--- Data entries ---

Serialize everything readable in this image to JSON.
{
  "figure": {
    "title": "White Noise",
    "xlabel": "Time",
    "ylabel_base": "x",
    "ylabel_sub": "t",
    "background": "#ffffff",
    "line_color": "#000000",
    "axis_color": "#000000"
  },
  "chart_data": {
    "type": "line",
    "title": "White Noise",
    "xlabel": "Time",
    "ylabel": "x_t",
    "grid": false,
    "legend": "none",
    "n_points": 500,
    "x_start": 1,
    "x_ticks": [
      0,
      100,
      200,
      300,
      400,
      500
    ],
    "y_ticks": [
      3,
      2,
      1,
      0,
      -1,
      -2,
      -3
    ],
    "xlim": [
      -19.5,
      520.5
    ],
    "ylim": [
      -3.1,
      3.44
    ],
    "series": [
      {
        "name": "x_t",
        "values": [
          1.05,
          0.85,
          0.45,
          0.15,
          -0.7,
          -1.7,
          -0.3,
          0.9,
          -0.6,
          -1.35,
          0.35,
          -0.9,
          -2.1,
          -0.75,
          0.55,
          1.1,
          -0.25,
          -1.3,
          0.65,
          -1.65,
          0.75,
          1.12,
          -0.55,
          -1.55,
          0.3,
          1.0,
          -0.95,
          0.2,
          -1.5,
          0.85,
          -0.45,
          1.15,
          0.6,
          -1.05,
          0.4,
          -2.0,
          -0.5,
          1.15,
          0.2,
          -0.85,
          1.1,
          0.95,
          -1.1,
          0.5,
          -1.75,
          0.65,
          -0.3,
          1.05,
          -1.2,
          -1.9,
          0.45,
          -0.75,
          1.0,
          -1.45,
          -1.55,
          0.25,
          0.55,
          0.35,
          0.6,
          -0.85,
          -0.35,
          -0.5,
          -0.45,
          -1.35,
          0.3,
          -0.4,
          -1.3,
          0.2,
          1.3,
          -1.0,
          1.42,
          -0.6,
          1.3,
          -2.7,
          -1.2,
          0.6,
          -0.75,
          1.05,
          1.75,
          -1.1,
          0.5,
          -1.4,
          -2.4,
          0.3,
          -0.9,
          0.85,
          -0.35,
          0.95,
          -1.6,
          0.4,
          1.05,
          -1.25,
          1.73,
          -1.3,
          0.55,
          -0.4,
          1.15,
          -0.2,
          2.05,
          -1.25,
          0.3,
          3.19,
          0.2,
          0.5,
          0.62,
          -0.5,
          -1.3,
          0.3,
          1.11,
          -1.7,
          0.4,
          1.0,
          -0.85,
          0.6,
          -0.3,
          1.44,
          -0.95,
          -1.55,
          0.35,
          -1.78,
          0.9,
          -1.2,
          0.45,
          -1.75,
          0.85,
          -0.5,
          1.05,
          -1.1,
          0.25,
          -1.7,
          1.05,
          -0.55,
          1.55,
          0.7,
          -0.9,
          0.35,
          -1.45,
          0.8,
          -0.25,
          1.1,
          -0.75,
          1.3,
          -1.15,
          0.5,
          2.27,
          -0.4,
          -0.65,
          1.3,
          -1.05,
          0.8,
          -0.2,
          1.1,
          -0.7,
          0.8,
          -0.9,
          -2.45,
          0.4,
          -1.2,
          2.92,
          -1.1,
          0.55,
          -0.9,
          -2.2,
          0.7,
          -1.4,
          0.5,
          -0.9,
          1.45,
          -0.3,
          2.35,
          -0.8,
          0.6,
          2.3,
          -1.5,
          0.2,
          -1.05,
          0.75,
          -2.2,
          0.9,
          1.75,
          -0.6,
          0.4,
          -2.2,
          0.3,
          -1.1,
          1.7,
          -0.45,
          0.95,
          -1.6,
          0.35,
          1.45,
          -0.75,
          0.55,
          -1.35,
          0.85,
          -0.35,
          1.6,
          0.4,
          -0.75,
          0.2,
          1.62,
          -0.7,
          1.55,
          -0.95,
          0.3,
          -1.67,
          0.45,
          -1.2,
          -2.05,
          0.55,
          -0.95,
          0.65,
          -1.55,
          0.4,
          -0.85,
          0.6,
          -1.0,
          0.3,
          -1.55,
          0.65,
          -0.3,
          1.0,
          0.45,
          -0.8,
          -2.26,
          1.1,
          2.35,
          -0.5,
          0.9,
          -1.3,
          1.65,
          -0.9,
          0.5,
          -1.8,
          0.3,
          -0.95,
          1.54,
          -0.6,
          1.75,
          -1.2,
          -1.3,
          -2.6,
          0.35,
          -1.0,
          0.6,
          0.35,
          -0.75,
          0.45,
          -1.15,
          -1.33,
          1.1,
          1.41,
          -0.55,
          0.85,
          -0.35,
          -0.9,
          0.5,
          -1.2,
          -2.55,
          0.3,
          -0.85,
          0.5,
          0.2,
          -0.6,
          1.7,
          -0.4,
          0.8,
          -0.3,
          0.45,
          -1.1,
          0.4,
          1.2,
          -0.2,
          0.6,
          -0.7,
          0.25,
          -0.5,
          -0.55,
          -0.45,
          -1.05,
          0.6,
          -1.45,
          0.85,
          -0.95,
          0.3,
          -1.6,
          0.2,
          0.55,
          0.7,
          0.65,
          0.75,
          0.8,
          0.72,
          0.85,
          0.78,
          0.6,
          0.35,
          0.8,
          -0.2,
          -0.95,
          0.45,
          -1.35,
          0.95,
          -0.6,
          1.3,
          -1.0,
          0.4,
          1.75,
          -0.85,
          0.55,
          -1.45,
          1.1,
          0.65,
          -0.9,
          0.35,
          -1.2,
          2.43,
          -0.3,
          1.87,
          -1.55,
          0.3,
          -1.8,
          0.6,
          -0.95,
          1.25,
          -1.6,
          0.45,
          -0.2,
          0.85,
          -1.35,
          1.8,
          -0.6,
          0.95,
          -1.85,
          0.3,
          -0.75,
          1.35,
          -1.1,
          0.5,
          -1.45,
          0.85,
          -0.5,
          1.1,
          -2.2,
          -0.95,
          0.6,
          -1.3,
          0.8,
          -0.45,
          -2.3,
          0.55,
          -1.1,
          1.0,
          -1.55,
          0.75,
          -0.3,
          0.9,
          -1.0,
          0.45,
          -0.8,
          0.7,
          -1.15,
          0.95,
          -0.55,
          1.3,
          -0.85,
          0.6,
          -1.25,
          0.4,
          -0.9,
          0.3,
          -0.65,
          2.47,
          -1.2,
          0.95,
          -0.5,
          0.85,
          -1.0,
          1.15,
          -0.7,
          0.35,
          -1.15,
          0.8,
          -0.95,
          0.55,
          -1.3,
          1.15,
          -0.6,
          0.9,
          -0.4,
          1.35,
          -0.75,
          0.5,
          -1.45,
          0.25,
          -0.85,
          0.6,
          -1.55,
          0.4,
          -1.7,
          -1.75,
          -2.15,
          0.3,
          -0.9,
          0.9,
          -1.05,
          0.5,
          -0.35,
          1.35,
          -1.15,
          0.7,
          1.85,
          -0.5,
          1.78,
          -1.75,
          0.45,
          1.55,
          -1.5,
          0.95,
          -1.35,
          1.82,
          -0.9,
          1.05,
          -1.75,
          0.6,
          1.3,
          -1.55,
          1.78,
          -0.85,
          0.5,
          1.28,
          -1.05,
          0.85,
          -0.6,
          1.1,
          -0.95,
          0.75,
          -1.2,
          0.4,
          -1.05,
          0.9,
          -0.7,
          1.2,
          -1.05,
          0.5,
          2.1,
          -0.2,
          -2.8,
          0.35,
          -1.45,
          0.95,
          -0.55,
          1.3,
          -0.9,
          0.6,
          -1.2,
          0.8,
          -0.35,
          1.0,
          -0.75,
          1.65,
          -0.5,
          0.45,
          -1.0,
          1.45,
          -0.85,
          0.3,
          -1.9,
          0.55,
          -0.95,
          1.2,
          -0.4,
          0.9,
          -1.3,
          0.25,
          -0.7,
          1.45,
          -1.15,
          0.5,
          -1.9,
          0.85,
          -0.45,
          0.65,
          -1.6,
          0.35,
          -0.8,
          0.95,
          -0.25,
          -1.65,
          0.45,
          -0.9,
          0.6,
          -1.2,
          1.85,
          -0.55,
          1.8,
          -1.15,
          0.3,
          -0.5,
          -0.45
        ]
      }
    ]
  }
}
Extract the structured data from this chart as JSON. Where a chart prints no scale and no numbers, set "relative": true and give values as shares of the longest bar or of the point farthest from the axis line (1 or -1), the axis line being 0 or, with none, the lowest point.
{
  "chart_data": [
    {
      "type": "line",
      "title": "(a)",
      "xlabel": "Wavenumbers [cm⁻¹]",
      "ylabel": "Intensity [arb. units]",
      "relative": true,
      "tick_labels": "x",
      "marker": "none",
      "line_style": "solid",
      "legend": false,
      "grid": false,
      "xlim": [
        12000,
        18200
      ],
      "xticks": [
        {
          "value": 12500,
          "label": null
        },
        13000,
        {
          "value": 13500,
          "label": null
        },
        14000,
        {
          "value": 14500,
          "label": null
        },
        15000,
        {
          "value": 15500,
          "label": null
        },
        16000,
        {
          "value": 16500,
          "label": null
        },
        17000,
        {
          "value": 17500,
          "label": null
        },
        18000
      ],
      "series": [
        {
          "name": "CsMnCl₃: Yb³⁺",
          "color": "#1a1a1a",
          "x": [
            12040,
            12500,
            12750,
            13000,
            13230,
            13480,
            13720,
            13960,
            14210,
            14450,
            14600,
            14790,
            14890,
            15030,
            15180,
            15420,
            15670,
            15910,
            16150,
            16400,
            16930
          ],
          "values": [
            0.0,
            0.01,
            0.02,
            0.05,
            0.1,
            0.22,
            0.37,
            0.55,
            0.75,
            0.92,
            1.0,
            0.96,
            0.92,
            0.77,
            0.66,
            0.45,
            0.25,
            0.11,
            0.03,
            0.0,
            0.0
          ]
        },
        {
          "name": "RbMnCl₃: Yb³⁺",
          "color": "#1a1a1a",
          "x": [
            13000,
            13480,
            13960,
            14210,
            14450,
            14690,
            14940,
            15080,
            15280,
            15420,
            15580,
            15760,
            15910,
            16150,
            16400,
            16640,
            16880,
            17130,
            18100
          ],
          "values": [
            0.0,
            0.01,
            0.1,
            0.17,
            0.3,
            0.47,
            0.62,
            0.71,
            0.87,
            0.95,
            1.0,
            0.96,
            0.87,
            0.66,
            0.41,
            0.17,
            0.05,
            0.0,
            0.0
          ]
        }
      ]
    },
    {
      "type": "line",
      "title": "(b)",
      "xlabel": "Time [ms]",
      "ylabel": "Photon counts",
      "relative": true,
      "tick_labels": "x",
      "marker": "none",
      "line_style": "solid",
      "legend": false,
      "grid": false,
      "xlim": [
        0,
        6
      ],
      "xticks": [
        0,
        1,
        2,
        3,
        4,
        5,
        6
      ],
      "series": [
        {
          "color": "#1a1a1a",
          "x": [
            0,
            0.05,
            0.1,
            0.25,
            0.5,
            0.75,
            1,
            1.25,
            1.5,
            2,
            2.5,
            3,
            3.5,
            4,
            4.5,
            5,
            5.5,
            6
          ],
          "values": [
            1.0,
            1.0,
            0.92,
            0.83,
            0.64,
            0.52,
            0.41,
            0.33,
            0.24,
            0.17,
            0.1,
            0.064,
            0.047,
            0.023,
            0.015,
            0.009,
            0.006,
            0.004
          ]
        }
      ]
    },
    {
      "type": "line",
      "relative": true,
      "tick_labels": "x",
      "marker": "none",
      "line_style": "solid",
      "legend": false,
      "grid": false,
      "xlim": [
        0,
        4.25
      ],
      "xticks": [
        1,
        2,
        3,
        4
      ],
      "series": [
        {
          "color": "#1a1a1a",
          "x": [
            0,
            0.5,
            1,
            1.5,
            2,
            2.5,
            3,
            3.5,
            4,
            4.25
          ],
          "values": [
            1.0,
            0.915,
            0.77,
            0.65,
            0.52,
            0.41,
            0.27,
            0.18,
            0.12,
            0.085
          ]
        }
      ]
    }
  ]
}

---

• [What you need to do]: State how many lines of the records above contain "this", with no words besides the number.

• [Answer]: 2